START

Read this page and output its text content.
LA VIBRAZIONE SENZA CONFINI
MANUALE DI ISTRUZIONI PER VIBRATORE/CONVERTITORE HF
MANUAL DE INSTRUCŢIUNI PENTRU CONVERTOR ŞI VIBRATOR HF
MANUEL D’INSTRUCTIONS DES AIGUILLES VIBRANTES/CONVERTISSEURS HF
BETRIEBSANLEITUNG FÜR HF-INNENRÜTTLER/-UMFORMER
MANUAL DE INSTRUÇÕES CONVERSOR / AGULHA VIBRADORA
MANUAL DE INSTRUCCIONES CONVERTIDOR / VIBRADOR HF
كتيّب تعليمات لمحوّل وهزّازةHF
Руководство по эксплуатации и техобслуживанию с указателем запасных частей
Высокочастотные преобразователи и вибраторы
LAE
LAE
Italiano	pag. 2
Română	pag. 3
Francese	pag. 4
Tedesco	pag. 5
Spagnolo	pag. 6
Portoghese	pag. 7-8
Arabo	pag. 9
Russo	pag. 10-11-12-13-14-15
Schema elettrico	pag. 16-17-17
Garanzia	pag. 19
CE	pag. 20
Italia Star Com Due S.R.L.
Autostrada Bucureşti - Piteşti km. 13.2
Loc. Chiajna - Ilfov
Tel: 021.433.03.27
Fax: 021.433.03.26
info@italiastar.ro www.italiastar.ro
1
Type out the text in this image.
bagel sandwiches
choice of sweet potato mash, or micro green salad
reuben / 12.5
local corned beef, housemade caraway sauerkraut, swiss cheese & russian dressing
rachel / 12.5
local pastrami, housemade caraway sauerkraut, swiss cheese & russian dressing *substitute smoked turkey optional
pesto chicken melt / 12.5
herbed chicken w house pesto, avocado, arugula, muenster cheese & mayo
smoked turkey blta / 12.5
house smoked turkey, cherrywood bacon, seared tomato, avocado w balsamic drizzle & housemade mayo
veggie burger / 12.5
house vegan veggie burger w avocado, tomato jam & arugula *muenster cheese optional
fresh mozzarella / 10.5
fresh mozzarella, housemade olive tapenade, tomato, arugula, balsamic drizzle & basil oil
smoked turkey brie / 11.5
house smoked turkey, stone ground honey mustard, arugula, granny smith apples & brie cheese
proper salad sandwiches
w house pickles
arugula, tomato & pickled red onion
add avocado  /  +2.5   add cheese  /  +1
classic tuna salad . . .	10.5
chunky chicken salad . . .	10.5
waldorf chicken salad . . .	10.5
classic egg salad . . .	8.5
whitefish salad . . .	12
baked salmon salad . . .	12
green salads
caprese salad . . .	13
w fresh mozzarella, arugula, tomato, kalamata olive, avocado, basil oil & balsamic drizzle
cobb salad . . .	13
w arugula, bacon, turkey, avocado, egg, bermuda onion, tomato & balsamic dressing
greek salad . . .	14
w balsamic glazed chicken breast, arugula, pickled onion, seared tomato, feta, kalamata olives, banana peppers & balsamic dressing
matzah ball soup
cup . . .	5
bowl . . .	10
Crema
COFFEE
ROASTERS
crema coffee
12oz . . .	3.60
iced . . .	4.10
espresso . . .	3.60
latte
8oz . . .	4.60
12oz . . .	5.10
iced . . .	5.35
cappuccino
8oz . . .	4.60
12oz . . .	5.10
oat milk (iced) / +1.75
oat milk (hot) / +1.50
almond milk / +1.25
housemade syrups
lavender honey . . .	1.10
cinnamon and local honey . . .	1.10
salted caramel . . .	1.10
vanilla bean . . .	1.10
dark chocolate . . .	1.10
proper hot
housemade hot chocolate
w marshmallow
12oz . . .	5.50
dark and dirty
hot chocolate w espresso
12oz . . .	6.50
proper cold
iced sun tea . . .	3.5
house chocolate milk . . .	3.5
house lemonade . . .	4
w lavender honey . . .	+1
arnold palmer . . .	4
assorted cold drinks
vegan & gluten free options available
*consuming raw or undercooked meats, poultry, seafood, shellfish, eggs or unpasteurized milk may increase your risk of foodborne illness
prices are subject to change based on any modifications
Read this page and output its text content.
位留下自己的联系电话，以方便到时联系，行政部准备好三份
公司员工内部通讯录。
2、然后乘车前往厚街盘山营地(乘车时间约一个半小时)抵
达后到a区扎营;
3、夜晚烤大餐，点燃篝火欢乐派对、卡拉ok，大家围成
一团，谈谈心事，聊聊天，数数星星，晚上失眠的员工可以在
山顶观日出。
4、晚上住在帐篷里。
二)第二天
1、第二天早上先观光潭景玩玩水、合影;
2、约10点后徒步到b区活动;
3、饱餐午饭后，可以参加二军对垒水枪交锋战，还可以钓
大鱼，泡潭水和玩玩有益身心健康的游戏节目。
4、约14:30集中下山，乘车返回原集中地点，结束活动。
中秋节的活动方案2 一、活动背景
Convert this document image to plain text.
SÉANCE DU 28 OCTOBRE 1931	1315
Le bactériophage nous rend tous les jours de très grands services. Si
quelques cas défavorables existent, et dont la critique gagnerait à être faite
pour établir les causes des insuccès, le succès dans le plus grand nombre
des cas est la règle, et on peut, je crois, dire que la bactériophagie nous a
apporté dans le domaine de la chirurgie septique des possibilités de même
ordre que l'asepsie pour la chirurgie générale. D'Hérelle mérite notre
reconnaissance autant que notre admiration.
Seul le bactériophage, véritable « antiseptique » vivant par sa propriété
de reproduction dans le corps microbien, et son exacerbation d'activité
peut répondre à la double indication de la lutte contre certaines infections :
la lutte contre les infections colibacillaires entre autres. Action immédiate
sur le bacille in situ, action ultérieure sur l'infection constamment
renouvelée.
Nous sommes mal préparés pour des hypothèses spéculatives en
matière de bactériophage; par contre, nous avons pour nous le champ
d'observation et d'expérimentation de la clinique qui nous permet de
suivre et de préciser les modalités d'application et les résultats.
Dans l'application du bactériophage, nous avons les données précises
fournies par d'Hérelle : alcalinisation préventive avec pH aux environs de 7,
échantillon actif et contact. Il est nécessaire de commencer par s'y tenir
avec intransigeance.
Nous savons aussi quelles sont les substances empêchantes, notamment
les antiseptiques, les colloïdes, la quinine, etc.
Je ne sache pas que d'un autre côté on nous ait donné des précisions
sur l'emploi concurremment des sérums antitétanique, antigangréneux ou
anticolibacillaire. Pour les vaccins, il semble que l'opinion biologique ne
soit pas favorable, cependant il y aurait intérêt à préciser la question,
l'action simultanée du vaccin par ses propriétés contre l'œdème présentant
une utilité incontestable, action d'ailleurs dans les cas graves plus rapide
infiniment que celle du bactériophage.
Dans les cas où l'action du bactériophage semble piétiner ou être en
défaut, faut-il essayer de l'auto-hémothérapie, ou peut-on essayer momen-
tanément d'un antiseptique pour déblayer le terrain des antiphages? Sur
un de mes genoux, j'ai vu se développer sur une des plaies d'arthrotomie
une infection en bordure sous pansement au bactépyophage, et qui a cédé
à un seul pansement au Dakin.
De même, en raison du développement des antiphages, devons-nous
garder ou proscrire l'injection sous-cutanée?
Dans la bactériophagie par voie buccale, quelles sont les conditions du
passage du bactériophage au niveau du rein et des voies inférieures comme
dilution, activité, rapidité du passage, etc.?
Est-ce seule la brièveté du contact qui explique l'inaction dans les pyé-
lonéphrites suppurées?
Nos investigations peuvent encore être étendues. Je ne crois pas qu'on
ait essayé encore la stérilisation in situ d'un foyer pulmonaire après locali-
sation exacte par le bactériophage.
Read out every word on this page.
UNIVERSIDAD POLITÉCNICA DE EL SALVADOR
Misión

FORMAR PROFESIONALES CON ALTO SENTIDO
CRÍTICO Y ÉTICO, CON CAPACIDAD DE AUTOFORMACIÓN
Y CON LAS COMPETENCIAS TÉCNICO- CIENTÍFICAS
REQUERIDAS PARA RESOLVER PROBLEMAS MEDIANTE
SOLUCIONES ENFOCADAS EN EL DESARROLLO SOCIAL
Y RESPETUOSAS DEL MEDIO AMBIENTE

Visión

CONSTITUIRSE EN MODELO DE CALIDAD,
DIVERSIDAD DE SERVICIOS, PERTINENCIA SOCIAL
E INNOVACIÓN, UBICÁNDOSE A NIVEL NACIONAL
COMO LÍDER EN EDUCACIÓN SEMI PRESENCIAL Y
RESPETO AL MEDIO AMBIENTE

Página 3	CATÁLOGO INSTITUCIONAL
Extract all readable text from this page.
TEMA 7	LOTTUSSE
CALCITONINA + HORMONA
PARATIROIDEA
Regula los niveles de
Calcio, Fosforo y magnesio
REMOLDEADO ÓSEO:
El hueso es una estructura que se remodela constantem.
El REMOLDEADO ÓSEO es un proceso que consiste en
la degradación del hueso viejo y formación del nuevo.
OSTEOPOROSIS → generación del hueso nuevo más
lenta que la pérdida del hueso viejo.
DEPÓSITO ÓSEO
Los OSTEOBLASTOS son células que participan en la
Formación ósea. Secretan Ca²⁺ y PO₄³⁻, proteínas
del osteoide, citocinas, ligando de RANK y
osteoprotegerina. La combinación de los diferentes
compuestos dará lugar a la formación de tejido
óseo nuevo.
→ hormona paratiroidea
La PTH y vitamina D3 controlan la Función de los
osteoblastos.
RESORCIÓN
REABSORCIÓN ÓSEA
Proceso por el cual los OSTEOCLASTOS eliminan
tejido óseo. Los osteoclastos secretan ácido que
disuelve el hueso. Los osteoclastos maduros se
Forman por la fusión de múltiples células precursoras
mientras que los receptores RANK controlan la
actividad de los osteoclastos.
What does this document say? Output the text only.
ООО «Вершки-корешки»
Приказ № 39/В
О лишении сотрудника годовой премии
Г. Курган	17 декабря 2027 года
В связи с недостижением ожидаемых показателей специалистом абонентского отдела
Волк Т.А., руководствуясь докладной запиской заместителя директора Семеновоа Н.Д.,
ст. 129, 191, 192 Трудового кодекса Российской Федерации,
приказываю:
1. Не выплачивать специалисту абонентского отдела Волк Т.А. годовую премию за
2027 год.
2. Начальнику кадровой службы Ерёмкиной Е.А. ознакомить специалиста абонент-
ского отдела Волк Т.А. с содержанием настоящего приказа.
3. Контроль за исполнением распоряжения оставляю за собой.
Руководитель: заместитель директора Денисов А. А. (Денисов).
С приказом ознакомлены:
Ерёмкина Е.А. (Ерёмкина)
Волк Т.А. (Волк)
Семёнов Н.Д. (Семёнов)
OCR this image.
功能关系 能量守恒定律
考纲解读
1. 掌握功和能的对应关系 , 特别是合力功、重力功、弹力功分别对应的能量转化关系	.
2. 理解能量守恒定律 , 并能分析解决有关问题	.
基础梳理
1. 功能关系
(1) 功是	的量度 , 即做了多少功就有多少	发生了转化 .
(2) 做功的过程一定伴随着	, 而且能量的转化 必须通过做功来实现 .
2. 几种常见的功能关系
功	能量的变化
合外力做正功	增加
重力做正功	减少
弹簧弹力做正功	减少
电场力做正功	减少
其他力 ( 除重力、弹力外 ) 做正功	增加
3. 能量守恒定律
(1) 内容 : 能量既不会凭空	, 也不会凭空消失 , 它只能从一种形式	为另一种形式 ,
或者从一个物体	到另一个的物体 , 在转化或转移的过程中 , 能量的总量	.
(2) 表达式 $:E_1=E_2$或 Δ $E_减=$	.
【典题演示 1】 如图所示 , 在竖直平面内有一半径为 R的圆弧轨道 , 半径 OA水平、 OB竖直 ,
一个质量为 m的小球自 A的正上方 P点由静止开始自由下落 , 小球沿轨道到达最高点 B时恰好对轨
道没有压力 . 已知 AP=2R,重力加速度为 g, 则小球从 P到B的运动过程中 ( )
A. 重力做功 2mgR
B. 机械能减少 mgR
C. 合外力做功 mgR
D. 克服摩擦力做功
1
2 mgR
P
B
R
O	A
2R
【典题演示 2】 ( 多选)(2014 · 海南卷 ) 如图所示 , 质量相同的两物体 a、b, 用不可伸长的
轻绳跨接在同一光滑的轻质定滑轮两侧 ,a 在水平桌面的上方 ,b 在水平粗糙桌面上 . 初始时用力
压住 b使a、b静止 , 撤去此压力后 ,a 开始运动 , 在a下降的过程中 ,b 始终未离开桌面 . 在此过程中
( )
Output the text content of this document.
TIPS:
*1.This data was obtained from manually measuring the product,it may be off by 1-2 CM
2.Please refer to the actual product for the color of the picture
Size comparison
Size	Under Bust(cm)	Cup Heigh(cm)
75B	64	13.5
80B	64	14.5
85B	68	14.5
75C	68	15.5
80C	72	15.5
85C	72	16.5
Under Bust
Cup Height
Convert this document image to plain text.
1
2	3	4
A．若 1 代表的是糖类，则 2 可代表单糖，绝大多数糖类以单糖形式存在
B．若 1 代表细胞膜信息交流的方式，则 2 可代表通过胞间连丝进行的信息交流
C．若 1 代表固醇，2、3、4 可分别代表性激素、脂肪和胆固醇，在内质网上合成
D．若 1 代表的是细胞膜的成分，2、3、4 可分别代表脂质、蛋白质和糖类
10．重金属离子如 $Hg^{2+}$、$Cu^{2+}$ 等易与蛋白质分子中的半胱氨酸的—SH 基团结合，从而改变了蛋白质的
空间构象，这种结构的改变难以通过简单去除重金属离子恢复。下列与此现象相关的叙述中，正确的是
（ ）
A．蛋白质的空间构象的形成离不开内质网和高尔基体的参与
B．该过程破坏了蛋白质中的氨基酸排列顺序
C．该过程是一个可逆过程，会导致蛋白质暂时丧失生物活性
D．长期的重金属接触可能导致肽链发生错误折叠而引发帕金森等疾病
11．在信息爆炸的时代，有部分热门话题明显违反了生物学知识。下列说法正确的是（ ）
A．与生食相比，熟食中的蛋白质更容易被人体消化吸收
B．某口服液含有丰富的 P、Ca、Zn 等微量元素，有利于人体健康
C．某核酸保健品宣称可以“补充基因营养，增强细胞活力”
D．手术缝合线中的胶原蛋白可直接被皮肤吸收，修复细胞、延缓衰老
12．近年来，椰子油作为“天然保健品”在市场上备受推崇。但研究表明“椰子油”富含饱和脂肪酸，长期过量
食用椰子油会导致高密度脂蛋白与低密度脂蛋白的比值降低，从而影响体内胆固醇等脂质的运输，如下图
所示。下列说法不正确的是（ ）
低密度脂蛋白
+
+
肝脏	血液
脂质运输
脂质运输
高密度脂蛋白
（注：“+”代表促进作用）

END

Pick out the lines containing the word "basil" and show them.

fresh mozzarella, housemade olive tapenade, tomato, arugula, balsamic drizzle & basil oil
w fresh mozzarella, arugula, tomato, kalamata olive, avocado, basil oil & balsamic drizzle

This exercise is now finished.